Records
((
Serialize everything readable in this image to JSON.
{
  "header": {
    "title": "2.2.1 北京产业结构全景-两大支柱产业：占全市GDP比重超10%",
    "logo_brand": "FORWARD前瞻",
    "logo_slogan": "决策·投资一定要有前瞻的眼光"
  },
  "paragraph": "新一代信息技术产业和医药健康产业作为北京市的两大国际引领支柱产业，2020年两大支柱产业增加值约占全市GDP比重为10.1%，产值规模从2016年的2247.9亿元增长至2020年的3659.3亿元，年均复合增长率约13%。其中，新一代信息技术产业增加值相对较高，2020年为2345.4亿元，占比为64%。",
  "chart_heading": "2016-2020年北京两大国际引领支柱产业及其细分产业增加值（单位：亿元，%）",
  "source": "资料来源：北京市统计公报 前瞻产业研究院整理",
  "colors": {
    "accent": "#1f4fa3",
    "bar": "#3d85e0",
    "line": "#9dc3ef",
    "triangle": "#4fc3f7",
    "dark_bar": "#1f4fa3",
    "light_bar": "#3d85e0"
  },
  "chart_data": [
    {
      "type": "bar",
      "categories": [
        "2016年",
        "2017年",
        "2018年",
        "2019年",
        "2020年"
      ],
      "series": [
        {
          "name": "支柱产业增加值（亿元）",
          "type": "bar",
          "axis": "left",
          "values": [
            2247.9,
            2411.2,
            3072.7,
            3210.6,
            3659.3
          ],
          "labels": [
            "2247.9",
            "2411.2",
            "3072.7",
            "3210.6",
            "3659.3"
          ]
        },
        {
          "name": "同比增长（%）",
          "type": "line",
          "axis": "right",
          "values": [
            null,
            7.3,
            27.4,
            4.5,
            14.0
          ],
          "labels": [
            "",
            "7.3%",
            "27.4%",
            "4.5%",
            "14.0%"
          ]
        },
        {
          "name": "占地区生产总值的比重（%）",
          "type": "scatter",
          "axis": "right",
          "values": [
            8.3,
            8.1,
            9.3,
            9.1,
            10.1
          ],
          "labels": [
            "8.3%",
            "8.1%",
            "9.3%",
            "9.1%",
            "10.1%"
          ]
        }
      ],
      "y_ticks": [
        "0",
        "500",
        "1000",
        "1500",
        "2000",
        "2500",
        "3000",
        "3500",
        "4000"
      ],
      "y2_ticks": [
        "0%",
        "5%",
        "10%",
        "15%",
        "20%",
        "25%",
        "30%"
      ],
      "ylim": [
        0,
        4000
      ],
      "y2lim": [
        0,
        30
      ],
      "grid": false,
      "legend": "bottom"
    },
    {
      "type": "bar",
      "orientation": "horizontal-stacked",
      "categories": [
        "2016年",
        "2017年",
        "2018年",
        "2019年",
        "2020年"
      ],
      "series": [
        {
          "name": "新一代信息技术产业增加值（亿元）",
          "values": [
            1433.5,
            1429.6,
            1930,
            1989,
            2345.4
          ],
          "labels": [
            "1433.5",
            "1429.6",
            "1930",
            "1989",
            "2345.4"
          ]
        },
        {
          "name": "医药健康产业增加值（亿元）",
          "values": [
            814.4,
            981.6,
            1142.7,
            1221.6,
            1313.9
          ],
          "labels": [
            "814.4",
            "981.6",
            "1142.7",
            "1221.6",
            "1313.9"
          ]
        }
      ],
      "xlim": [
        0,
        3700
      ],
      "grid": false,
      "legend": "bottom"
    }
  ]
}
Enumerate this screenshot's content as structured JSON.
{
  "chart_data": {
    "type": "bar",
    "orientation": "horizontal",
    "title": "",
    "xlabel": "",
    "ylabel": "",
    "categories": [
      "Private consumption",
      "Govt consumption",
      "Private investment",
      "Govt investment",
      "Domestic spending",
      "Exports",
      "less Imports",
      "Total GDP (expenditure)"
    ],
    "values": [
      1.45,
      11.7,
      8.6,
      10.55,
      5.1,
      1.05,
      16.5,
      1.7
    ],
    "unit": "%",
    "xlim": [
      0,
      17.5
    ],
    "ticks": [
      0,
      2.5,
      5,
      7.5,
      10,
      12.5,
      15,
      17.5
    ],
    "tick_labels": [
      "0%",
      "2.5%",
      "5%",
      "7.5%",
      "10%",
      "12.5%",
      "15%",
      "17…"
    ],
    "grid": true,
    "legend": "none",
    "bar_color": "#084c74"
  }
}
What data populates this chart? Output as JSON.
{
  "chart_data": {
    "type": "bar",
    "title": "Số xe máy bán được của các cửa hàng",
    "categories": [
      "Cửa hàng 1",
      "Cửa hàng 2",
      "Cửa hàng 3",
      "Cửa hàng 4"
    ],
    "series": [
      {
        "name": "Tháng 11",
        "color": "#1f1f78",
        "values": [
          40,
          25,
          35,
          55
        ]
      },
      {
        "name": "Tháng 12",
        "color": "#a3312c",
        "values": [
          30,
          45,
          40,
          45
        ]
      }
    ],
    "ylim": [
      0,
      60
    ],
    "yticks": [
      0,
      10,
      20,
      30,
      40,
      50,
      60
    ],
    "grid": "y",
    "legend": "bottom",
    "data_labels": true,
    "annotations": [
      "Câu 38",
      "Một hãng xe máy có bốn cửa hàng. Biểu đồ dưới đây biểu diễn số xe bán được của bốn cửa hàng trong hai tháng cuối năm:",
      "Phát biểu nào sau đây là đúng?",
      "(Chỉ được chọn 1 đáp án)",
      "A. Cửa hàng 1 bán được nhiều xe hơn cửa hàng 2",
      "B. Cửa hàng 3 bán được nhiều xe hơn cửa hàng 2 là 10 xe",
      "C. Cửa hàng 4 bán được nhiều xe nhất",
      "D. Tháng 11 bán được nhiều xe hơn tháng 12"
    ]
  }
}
))
- **What the task asks**
Show every line above in which the word "Private" occurs.

- **Solved exercise**
      "Private consumption",
      "Private investment",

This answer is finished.